-- START OF EXERCISE DATA --
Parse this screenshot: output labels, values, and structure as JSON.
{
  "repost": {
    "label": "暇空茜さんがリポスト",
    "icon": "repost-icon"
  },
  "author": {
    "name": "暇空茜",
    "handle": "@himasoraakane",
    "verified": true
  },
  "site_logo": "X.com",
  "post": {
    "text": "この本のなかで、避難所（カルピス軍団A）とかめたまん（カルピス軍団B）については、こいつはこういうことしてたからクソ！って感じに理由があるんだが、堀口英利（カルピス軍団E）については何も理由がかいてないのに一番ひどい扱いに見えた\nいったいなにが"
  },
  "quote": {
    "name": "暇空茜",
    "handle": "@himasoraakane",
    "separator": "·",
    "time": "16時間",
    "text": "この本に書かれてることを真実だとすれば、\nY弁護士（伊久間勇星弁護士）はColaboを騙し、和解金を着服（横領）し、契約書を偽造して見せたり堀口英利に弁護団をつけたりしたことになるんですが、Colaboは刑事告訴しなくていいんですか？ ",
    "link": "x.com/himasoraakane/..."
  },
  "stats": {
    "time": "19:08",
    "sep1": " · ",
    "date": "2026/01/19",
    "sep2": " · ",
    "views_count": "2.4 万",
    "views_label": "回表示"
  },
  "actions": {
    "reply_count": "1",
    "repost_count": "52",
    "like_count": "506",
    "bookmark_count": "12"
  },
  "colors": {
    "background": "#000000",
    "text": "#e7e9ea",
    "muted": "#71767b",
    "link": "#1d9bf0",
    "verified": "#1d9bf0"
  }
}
-- END OF EXERCISE DATA --
GIVEN TASK — Look through the material above. Copy each line where the word "text" appears.

PROBLEM SOLUTION —
    "text": "この本のなかで、避難所（カルピス軍団A）とかめたまん（カルピス軍団B）については、こいつはこういうことしてたからクソ！って感じに理由があるんだが、堀口英利（カルピス軍団E）については何も理由がかいてないのに一番ひどい扱いに見えた\nいったいなにが"
    "text": "この本に書かれてることを真実だとすれば、\nY弁護士（伊久間勇星弁護士）はColaboを騙し、和解金を着服（横領）し、契約書を偽造して見せたり堀口英利に弁護団をつけたりしたことになるんですが、Colaboは刑事告訴しなくていいんですか？ ",
    "text": "#e7e9ea",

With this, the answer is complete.